Reproduce the entries in full, with no changes.

--- start of RECORDS SUPPLIED ---

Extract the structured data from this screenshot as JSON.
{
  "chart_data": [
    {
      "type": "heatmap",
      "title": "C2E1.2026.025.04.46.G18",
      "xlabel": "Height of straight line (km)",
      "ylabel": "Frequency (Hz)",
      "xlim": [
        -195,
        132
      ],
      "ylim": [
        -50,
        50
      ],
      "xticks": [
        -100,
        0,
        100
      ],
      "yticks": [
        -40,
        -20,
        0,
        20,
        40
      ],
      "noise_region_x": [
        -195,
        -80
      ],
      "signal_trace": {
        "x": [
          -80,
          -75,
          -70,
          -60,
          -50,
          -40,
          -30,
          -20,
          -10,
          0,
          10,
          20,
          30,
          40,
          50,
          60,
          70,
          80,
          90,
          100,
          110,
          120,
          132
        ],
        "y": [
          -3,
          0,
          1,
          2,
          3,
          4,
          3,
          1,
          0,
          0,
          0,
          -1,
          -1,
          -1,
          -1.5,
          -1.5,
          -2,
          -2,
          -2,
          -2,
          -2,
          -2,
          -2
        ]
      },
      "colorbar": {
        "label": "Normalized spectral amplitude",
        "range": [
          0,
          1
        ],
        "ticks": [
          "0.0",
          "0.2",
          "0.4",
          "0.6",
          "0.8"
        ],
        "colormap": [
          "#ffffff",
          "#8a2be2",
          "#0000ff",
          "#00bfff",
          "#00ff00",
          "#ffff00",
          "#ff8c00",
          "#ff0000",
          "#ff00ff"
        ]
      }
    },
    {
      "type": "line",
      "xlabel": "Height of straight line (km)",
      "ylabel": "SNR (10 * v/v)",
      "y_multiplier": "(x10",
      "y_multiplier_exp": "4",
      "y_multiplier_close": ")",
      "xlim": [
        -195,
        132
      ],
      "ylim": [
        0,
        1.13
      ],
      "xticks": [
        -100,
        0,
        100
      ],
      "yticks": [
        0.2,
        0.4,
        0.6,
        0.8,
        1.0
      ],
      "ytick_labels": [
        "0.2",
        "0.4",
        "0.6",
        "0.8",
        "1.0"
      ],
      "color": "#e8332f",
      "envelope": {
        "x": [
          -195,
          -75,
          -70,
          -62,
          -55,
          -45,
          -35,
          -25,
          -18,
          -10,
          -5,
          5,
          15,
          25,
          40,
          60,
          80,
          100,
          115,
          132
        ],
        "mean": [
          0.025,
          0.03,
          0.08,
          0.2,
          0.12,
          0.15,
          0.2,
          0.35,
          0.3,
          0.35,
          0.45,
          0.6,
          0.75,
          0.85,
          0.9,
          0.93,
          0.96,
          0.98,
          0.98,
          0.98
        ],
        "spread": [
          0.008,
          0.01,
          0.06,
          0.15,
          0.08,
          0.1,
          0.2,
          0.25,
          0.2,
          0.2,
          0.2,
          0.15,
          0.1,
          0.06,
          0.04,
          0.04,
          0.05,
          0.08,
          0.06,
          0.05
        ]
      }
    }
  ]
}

--- end of RECORDS SUPPLIED ---

FULL RESPONSE —
Extract the structured data from this screenshot as JSON.
{
  "chart_data": [
    {
      "type": "heatmap",
      "title": "C2E1.2026.025.04.46.G18",
      "xlabel": "Height of straight line (km)",
      "ylabel": "Frequency (Hz)",
      "xlim": [
        -195,
        132
      ],
      "ylim": [
        -50,
        50
      ],
      "xticks": [
        -100,
        0,
        100
      ],
      "yticks": [
        -40,
        -20,
        0,
        20,
        40
      ],
      "noise_region_x": [
        -195,
        -80
      ],
      "signal_trace": {
        "x": [
          -80,
          -75,
          -70,
          -60,
          -50,
          -40,
          -30,
          -20,
          -10,
          0,
          10,
          20,
          30,
          40,
          50,
          60,
          70,
          80,
          90,
          100,
          110,
          120,
          132
        ],
        "y": [
          -3,
          0,
          1,
          2,
          3,
          4,
          3,
          1,
          0,
          0,
          0,
          -1,
          -1,
          -1,
          -1.5,
          -1.5,
          -2,
          -2,
          -2,
          -2,
          -2,
          -2,
          -2
        ]
      },
      "colorbar": {
        "label": "Normalized spectral amplitude",
        "range": [
          0,
          1
        ],
        "ticks": [
          "0.0",
          "0.2",
          "0.4",
          "0.6",
          "0.8"
        ],
        "colormap": [
          "#ffffff",
          "#8a2be2",
          "#0000ff",
          "#00bfff",
          "#00ff00",
          "#ffff00",
          "#ff8c00",
          "#ff0000",
          "#ff00ff"
        ]
      }
    },
    {
      "type": "line",
      "xlabel": "Height of straight line (km)",
      "ylabel": "SNR (10 * v/v)",
      "y_multiplier": "(x10",
      "y_multiplier_exp": "4",
      "y_multiplier_close": ")",
      "xlim": [
        -195,
        132
      ],
      "ylim": [
        0,
        1.13
      ],
      "xticks": [
        -100,
        0,
        100
      ],
      "yticks": [
        0.2,
        0.4,
        0.6,
        0.8,
        1.0
      ],
      "ytick_labels": [
        "0.2",
        "0.4",
        "0.6",
        "0.8",
        "1.0"
      ],
      "color": "#e8332f",
      "envelope": {
        "x": [
          -195,
          -75,
          -70,
          -62,
          -55,
          -45,
          -35,
          -25,
          -18,
          -10,
          -5,
          5,
          15,
          25,
          40,
          60,
          80,
          100,
          115,
          132
        ],
        "mean": [
          0.025,
          0.03,
          0.08,
          0.2,
          0.12,
          0.15,
          0.2,
          0.35,
          0.3,
          0.35,
          0.45,
          0.6,
          0.75,
          0.85,
          0.9,
          0.93,
          0.96,
          0.98,
          0.98,
          0.98
        ],
        "spread": [
          0.008,
          0.01,
          0.06,
          0.15,
          0.08,
          0.1,
          0.2,
          0.25,
          0.2,
          0.2,
          0.2,
          0.15,
          0.1,
          0.06,
          0.04,
          0.04,
          0.05,
          0.08,
          0.06,
          0.05
        ]
      }
    }
  ]
}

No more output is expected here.